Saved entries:

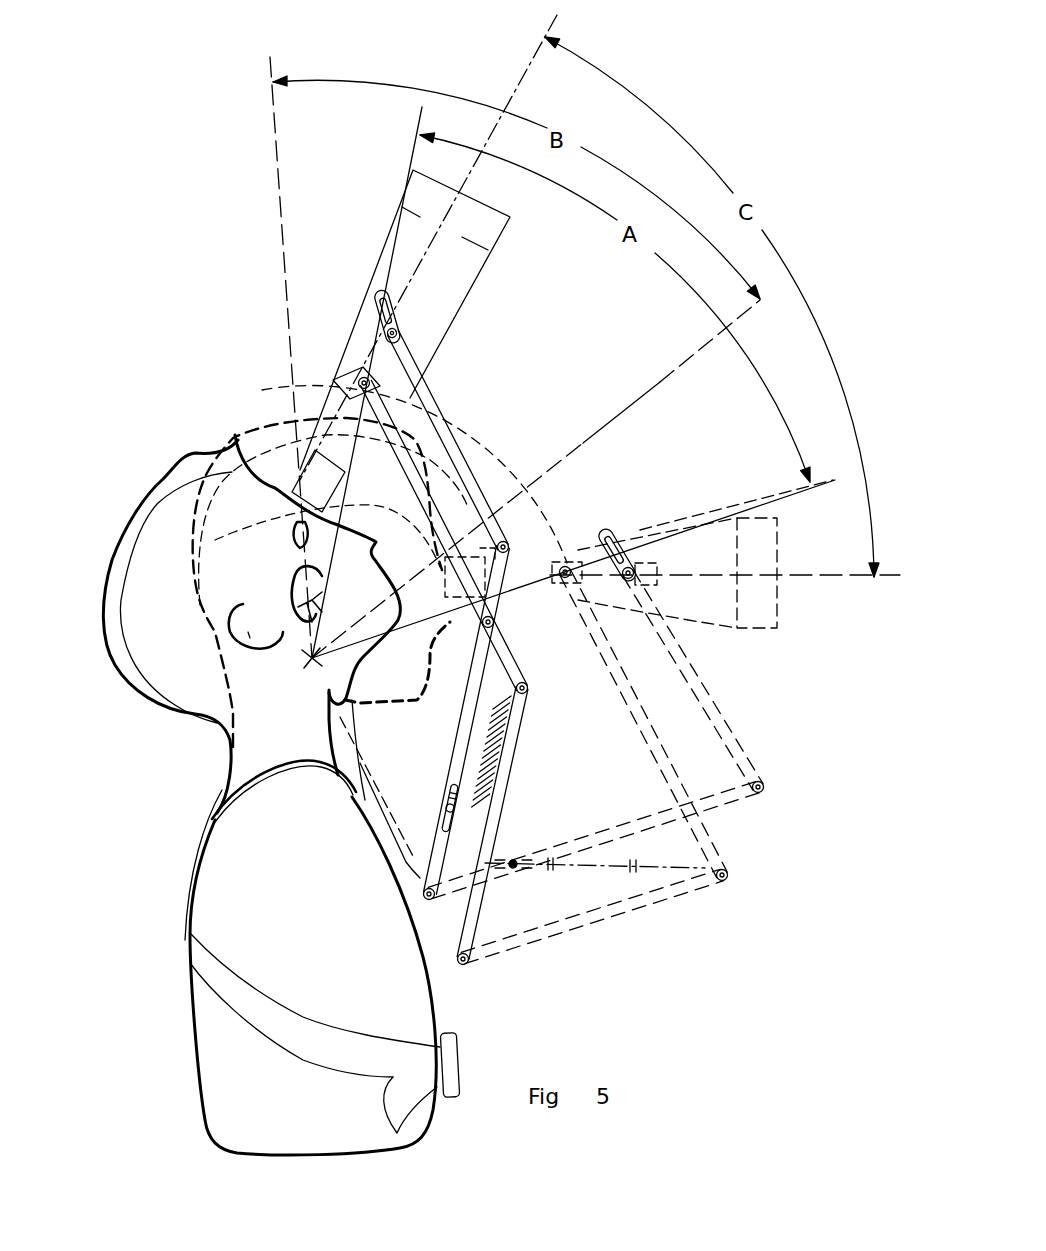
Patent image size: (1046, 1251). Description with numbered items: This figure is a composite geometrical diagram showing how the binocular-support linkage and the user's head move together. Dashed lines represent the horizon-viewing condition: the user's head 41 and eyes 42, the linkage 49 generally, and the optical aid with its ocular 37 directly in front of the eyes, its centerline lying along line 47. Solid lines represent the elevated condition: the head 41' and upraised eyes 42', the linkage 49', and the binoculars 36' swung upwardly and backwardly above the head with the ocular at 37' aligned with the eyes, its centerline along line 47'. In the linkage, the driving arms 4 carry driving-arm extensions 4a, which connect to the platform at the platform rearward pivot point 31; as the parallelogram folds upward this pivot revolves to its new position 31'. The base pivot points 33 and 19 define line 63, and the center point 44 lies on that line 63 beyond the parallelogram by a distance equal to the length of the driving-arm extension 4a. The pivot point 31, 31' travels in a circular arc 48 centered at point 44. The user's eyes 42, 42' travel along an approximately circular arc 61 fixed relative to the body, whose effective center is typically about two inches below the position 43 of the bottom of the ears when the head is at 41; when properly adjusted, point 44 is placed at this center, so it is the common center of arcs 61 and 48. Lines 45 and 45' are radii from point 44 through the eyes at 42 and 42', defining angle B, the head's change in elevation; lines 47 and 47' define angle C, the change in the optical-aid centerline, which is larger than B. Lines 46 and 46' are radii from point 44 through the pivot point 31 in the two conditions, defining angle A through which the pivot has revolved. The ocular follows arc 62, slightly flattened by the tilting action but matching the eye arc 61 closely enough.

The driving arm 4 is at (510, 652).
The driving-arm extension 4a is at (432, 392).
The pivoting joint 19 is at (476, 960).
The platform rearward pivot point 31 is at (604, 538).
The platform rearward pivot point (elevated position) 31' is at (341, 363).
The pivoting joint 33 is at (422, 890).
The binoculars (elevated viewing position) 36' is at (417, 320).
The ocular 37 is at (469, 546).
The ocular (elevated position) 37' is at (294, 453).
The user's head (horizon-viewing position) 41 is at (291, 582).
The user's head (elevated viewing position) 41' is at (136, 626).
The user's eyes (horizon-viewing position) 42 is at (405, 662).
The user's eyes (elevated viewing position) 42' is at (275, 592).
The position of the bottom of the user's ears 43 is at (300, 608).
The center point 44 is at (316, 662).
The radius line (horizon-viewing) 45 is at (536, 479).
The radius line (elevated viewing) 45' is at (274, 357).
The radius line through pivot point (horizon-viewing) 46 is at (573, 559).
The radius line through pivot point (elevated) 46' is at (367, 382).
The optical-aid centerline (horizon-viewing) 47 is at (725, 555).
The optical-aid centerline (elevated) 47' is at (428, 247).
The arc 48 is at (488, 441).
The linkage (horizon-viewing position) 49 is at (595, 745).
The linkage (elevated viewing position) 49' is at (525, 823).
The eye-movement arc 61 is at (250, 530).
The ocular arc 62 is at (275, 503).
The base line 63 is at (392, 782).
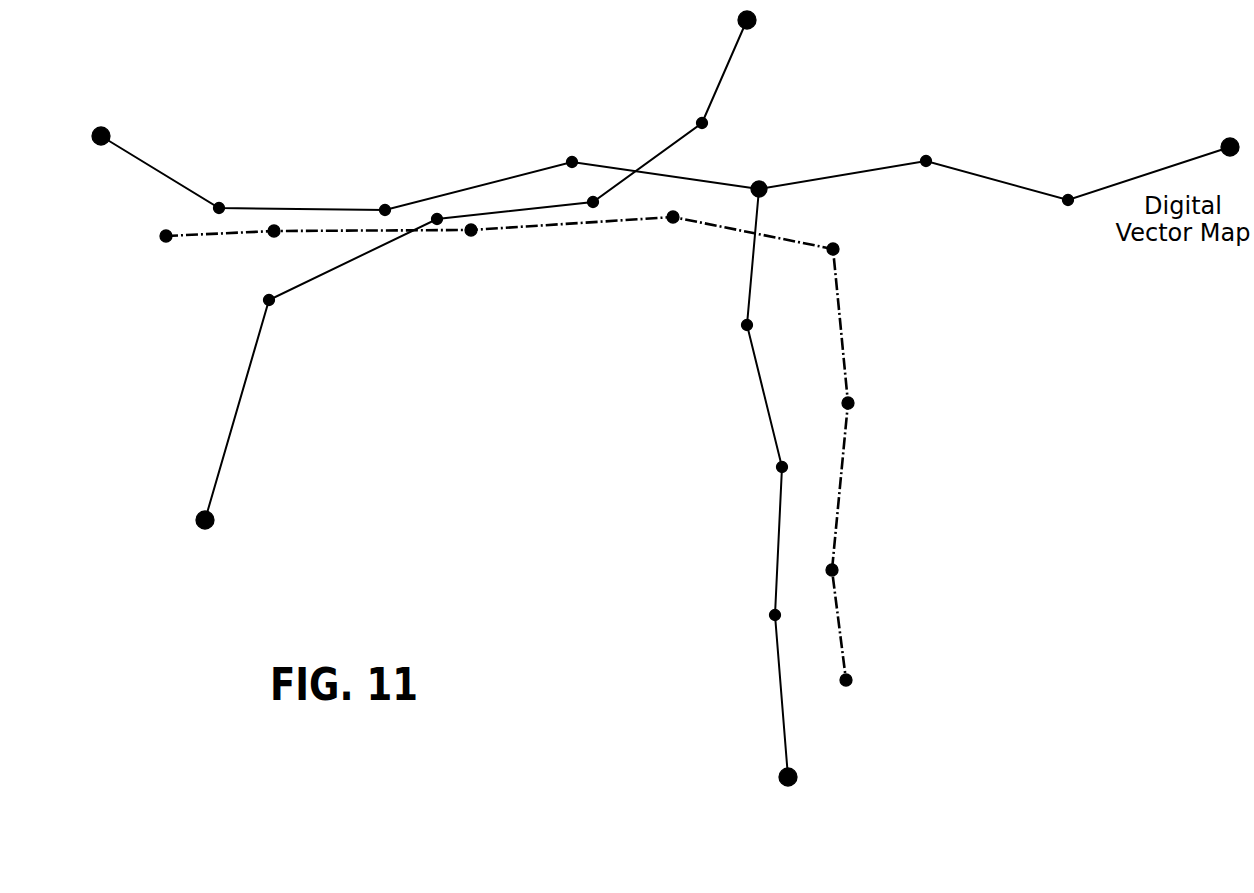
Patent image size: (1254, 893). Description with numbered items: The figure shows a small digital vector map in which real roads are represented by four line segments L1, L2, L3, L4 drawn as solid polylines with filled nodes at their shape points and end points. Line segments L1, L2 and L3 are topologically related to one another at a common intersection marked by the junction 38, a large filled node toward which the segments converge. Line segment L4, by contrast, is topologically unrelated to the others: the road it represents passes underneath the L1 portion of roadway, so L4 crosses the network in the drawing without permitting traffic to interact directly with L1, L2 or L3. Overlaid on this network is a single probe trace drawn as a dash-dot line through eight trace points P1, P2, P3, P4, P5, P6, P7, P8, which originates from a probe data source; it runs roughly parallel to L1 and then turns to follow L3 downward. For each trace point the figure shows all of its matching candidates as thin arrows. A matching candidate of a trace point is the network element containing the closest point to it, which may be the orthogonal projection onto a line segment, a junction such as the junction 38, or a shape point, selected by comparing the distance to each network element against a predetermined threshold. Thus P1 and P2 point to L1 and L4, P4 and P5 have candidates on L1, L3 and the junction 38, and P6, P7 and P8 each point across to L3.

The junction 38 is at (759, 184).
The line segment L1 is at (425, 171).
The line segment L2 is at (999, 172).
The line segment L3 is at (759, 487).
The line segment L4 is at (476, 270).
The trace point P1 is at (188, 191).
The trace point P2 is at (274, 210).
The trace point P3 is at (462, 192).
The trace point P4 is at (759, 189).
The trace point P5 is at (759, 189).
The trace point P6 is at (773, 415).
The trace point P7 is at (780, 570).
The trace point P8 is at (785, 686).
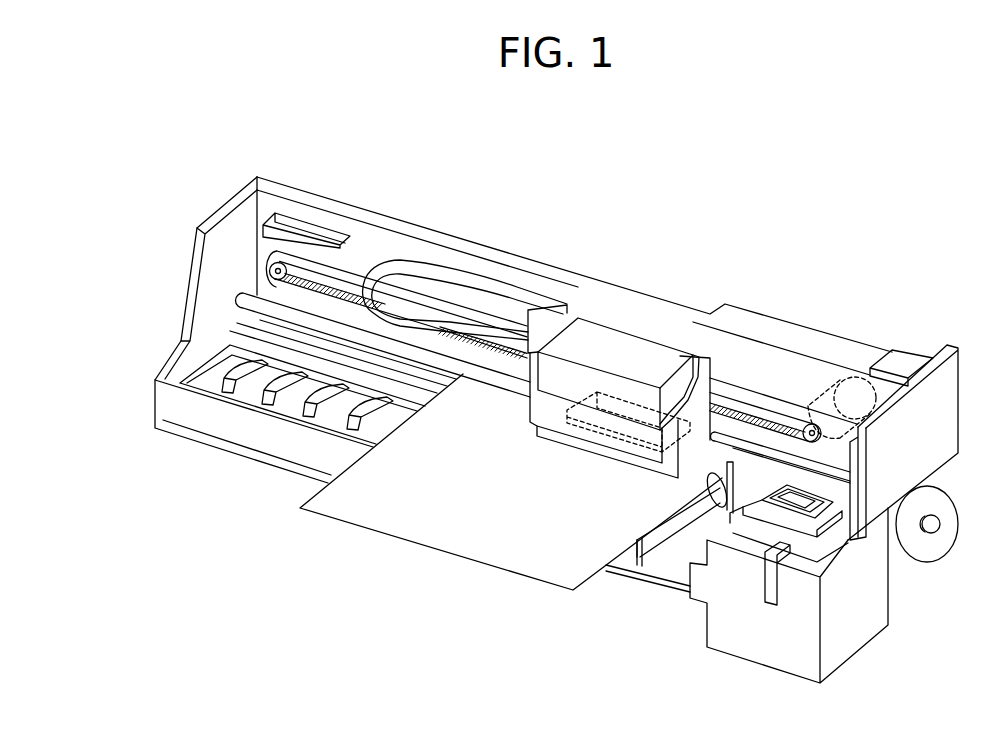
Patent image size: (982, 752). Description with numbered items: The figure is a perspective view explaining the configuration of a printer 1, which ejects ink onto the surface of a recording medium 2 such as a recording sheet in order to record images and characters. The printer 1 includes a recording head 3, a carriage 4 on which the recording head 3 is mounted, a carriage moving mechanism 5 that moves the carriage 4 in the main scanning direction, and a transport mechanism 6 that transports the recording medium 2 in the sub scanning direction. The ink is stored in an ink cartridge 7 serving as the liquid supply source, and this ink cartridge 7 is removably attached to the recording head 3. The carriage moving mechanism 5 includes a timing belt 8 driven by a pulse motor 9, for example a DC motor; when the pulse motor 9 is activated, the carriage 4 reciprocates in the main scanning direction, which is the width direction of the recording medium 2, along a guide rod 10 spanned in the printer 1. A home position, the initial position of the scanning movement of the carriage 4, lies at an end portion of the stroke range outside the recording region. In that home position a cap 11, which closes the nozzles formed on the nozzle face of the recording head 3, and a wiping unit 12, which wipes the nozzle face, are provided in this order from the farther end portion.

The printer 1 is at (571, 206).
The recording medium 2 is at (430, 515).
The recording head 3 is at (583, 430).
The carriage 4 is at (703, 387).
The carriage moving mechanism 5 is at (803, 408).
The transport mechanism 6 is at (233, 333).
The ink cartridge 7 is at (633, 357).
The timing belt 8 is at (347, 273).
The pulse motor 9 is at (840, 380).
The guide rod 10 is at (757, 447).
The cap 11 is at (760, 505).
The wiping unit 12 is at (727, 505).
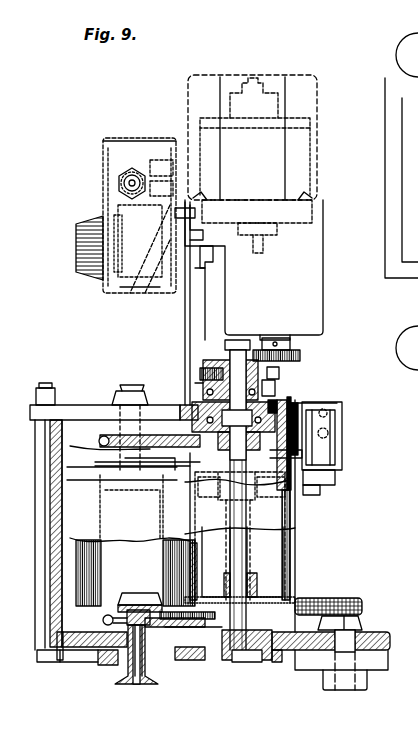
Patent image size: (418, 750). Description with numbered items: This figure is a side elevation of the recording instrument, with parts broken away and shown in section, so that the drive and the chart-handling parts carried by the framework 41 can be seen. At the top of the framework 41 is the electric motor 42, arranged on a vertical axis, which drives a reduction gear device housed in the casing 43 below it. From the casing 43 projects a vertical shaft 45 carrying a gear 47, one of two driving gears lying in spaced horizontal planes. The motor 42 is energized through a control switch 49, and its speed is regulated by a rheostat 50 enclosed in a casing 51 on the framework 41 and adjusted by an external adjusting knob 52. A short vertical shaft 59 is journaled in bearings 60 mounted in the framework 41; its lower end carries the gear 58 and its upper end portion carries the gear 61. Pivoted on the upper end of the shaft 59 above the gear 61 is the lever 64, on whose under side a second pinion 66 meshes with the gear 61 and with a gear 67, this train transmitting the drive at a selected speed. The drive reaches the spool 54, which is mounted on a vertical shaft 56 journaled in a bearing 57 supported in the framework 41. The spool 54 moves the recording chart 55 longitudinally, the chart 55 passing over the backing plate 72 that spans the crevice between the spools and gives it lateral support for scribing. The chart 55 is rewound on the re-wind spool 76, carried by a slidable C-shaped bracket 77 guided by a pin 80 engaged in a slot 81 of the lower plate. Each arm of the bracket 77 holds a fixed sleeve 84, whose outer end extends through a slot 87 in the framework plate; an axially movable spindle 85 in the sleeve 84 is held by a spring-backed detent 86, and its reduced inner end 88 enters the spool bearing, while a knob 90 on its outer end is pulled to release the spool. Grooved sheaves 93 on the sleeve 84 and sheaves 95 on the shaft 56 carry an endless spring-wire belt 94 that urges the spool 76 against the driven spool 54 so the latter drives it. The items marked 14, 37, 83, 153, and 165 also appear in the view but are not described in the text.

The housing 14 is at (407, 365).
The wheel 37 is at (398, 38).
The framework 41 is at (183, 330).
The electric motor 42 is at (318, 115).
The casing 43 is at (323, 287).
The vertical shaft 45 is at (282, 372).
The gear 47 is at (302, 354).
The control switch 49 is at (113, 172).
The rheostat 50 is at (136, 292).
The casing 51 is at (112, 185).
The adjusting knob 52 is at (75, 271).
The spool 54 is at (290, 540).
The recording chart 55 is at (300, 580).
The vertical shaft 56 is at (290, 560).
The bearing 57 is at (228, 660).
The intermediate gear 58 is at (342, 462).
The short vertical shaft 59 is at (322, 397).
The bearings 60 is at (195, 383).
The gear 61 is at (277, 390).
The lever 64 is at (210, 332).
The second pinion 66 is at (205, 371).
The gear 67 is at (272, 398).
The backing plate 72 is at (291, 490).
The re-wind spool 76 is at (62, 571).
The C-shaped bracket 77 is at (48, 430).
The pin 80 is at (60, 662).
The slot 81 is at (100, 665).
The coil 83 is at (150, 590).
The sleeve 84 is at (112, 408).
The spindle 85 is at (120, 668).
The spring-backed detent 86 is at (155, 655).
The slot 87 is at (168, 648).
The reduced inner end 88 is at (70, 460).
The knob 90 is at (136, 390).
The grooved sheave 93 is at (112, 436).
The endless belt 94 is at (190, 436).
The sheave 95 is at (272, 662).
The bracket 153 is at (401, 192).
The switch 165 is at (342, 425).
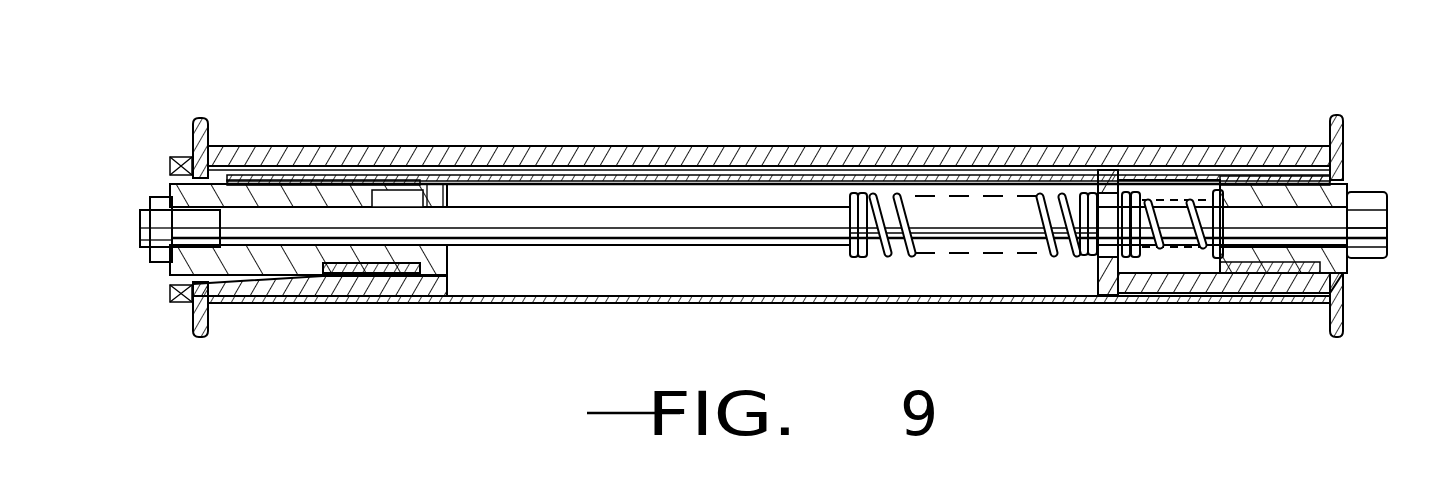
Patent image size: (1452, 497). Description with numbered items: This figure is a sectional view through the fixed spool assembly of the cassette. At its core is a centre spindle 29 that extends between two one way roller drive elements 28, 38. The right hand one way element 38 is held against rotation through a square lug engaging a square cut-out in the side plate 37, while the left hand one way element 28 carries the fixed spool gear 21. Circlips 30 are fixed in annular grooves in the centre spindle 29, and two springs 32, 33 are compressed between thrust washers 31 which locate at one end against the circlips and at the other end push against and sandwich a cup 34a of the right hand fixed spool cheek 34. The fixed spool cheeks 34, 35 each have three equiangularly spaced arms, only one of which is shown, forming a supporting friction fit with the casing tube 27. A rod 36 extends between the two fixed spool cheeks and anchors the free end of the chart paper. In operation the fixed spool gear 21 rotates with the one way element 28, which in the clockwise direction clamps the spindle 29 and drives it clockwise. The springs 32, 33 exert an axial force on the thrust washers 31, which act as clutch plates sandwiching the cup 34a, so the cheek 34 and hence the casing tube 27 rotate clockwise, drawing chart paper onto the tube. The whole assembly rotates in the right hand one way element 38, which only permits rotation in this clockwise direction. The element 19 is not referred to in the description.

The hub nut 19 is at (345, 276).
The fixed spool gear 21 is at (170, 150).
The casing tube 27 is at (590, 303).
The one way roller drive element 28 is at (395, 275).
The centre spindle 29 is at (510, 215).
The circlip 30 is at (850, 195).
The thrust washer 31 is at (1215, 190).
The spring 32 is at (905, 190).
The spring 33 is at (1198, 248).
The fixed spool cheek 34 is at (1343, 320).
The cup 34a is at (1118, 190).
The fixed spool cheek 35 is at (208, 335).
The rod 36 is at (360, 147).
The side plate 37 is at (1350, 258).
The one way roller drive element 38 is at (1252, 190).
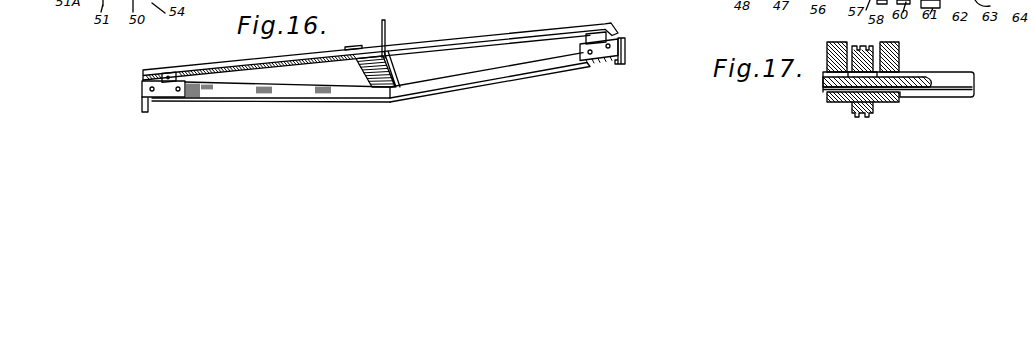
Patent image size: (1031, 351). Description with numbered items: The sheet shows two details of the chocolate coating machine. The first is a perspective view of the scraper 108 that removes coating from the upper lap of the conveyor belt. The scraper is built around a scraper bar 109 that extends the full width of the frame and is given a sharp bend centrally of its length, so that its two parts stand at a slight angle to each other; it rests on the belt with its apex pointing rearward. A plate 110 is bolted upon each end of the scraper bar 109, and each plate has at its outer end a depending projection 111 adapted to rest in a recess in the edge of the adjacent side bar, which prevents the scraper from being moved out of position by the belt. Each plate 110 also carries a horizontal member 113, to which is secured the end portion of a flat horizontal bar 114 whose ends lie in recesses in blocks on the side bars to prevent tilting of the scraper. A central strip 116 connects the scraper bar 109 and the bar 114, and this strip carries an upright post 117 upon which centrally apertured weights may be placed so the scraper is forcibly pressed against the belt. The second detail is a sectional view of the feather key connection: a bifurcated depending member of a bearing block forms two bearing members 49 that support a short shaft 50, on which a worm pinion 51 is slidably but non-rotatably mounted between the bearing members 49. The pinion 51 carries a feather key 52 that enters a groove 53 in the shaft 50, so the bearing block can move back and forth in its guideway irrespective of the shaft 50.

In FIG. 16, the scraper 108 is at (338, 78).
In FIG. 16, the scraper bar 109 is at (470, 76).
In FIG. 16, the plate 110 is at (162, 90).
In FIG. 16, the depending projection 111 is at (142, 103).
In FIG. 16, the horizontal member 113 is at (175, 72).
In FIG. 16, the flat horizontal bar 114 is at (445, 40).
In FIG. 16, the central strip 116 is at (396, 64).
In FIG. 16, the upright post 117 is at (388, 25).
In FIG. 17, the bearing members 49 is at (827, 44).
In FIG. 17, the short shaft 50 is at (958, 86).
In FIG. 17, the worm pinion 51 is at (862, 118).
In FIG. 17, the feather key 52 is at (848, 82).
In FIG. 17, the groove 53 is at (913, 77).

### TASK DIRECTIONS
Reproduce the lines starting at the one containing "Patent image size: (1254, 893)." and ending at the one containing "The trace point P5 is at (759, 189).", substituting "vector road map" for "digital vector map" and leaving everything else unchanged.

### RIGHT ANSWER
Patent image size: (1254, 893). Description with numbered items: The figure shows a small vector road map in which real roads are represented by four line segments L1, L2, L3, L4 drawn as solid polylines with filled nodes at their shape points and end points. Line segments L1, L2 and L3 are topologically related to one another at a common intersection marked by the junction 38, a large filled node toward which the segments converge. Line segment L4, by contrast, is topologically unrelated to the others: the road it represents passes underneath the L1 portion of roadway, so L4 crosses the network in the drawing without permitting traffic to interact directly with L1, L2 or L3. Overlaid on this network is a single probe trace drawn as a dash-dot line through eight trace points P1, P2, P3, P4, P5, P6, P7, P8, which originates from a probe data source; it runs roughly parallel to L1 and then turns to follow L3 downward. For each trace point the figure shows all of its matching candidates as thin arrows. A matching candidate of a trace point is the network element containing the closest point to it, which may be the orthogonal projection onto a line segment, a junction such as the junction 38, or a shape point, selected by comparing the distance to each network element against a predetermined threshold. Thus P1 and P2 point to L1 and L4, P4 and P5 have candidates on L1, L3 and the junction 38, and P6, P7 and P8 each point across to L3.

The junction 38 is at (759, 184).
The line segment L1 is at (425, 171).
The line segment L2 is at (999, 172).
The line segment L3 is at (759, 487).
The line segment L4 is at (476, 270).
The trace point P1 is at (188, 191).
The trace point P2 is at (274, 210).
The trace point P3 is at (462, 192).
The trace point P4 is at (759, 189).
The trace point P5 is at (759, 189).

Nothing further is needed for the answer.